Stated task:
Only lines holding the word "were" should be copied from the material.

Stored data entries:
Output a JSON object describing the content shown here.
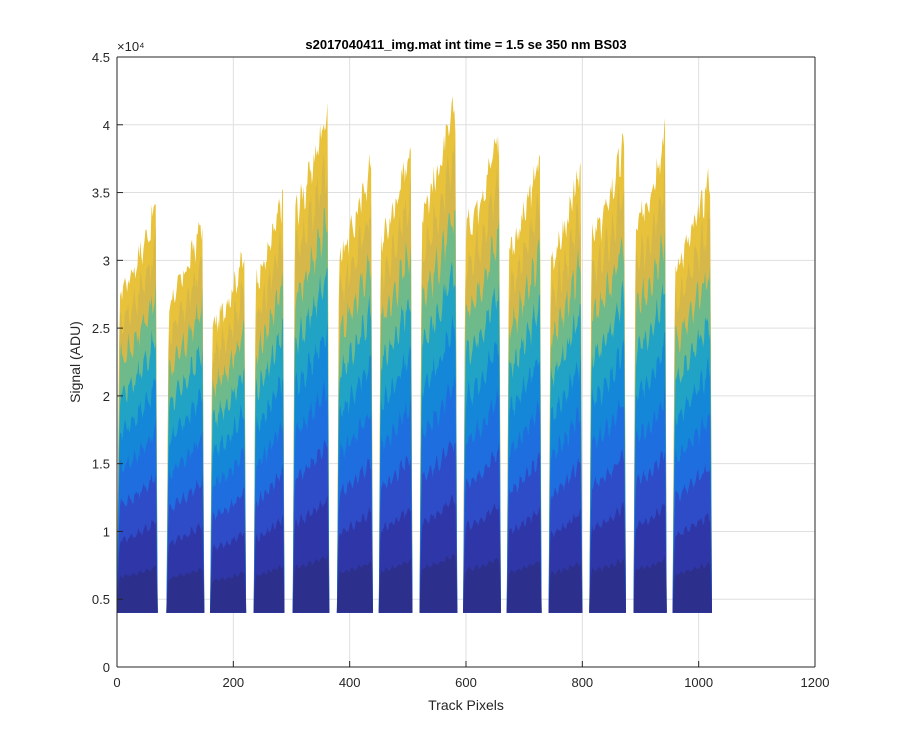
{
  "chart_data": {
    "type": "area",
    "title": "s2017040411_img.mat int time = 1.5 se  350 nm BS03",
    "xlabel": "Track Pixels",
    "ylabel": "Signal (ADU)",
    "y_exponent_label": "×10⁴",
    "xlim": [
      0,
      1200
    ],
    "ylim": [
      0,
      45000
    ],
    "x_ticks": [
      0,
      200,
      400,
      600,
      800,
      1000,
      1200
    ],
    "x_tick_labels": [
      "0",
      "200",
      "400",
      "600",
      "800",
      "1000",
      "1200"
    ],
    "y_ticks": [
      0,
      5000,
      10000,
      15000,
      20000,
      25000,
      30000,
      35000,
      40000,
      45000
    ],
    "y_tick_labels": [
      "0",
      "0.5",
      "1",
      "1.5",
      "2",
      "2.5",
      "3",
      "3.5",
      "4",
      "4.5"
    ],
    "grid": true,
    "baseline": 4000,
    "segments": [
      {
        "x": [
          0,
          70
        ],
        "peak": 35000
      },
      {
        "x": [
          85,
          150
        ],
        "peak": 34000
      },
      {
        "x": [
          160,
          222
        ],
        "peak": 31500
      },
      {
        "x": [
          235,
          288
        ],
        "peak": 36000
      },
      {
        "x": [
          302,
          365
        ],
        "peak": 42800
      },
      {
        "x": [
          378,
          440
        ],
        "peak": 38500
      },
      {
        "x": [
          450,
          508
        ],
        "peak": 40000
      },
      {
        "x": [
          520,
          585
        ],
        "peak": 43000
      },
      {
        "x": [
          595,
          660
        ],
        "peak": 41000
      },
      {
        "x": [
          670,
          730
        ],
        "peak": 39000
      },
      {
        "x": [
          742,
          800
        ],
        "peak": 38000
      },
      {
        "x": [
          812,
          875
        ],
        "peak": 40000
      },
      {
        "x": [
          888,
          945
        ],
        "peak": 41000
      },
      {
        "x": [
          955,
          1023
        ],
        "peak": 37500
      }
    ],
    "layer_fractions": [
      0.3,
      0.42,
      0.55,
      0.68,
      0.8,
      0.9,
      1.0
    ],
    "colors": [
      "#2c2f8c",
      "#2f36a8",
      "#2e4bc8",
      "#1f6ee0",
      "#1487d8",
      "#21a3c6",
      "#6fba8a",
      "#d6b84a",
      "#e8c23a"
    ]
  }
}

* * *

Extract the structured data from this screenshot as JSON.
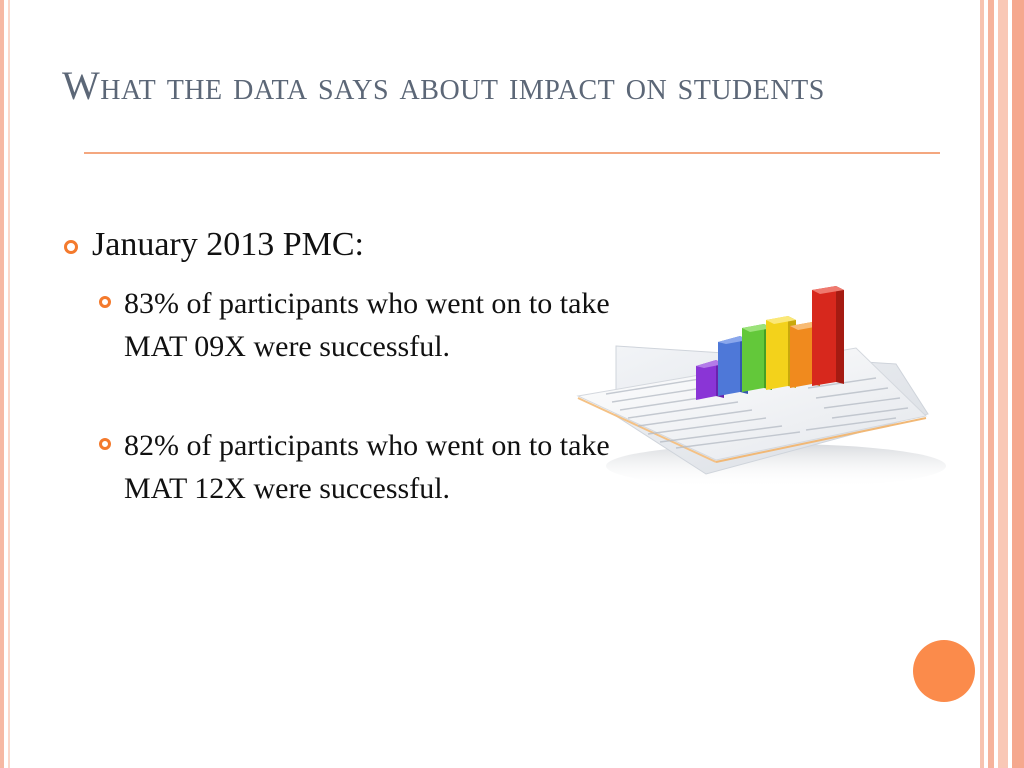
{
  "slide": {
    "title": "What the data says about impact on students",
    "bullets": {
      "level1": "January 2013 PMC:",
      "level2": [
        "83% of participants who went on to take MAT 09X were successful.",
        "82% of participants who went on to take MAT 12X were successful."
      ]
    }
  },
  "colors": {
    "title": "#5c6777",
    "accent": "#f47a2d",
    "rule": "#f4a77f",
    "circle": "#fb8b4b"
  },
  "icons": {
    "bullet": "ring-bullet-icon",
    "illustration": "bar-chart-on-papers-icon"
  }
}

--

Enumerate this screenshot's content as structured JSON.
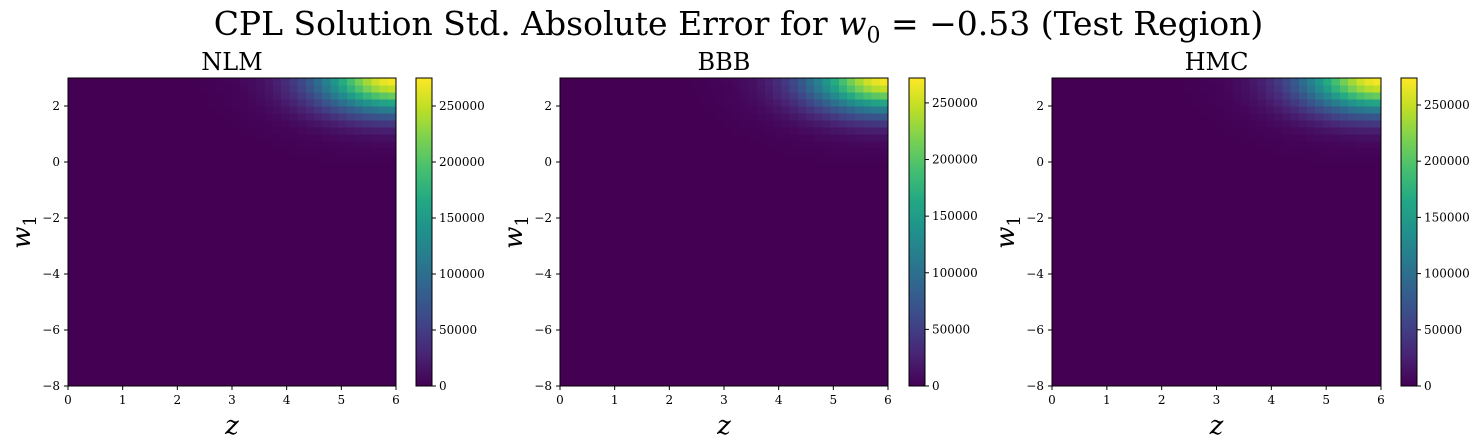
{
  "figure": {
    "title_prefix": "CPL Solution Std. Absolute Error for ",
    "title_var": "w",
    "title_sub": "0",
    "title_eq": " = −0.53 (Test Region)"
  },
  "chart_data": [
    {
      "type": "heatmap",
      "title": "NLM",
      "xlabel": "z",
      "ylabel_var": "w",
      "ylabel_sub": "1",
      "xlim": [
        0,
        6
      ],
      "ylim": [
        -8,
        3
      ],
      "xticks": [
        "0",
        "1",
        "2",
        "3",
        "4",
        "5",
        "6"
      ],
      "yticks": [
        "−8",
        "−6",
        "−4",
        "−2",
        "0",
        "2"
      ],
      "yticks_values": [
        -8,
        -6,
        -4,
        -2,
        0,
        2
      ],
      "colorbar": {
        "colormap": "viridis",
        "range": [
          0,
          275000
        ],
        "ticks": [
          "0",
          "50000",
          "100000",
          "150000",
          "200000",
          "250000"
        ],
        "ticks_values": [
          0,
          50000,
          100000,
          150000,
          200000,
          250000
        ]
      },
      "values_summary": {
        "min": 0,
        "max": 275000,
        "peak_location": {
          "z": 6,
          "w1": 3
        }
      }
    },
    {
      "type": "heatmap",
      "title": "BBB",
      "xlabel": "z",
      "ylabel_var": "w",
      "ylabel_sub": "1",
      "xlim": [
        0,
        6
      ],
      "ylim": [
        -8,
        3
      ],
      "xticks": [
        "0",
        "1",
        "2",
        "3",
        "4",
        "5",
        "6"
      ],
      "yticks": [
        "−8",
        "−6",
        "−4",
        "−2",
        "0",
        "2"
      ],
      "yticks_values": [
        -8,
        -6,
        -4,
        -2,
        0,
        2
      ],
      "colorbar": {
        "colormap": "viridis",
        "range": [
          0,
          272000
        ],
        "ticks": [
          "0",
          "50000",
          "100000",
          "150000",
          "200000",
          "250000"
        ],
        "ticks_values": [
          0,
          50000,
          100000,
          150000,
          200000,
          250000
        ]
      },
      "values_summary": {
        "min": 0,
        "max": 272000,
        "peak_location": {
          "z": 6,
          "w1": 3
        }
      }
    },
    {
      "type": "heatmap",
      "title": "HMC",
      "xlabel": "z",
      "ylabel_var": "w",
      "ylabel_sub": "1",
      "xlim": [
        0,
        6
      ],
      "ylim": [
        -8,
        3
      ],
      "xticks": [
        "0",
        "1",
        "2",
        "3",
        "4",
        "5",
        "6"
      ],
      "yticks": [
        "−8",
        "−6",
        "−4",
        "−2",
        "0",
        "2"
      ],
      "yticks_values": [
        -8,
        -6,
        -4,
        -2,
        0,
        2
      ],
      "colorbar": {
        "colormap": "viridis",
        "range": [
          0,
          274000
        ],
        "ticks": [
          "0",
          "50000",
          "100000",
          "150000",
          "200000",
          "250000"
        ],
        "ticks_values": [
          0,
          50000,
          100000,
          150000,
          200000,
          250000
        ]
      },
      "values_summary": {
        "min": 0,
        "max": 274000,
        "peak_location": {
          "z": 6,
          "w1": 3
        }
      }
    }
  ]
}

Solution for this task:
        "83% of participants who went on to take MAT 09X were successful.",
        "82% of participants who went on to take MAT 12X were successful."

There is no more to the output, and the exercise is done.